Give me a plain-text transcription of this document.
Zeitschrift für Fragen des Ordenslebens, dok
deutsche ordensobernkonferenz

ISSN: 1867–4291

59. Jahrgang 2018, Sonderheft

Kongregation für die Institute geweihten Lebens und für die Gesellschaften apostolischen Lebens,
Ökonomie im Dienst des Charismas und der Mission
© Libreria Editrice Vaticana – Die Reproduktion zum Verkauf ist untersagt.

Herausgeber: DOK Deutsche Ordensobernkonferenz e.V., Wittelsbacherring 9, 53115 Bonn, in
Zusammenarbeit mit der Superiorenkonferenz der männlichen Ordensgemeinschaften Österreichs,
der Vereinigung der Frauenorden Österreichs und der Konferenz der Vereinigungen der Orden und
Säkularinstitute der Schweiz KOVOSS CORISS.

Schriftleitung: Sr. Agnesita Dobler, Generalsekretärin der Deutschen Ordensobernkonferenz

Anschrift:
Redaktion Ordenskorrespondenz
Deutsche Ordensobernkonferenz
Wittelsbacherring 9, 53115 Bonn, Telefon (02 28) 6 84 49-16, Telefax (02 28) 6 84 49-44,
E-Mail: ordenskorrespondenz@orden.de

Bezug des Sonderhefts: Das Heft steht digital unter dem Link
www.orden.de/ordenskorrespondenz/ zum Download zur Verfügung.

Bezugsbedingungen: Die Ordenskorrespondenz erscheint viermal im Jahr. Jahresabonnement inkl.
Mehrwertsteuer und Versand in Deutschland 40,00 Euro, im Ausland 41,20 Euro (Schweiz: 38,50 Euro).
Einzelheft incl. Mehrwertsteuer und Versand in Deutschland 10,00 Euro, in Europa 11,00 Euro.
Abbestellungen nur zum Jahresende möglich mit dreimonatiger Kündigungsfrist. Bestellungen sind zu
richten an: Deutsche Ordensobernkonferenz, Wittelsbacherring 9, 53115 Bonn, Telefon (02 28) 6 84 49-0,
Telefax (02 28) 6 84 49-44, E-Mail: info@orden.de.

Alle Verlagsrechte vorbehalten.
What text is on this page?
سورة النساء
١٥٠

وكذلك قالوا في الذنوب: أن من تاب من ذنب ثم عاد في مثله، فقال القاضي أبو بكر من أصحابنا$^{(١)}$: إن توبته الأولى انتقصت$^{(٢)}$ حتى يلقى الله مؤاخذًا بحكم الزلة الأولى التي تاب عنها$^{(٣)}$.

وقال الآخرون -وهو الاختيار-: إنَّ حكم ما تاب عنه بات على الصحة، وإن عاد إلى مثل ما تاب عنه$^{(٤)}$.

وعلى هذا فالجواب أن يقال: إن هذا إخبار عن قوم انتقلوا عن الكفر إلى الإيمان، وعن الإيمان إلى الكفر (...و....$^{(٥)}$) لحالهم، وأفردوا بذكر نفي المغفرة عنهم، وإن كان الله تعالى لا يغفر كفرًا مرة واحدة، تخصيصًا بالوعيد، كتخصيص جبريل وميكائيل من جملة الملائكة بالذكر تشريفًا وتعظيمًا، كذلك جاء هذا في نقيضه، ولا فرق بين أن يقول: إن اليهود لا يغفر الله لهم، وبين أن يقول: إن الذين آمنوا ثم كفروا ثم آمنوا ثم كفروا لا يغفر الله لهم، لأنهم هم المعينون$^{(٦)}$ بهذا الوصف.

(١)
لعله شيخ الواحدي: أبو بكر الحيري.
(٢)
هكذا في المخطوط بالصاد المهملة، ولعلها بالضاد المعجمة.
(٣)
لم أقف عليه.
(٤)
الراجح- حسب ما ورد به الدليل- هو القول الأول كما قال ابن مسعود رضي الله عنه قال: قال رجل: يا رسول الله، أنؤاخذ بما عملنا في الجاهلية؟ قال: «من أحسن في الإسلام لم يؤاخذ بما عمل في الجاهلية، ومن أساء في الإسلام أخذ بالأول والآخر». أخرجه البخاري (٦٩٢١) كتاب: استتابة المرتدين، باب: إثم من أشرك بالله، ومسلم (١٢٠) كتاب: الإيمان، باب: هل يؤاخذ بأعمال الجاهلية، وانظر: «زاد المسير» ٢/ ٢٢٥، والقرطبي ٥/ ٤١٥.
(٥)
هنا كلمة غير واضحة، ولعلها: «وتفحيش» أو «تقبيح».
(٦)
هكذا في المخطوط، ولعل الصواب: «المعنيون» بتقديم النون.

◆ AIM:
Using the listing above, show each line holding the string "Wittelsbacherring".

◆ OUTPUT FOR THIS TASK:
Herausgeber: DOK Deutsche Ordensobernkonferenz e.V., Wittelsbacherring 9, 53115 Bonn, in
Wittelsbacherring 9, 53115 Bonn, Telefon (02 28) 6 84 49-16, Telefax (02 28) 6 84 49-44,
richten an: Deutsche Ordensobernkonferenz, Wittelsbacherring 9, 53115 Bonn, Telefon (02 28) 6 84 49-0,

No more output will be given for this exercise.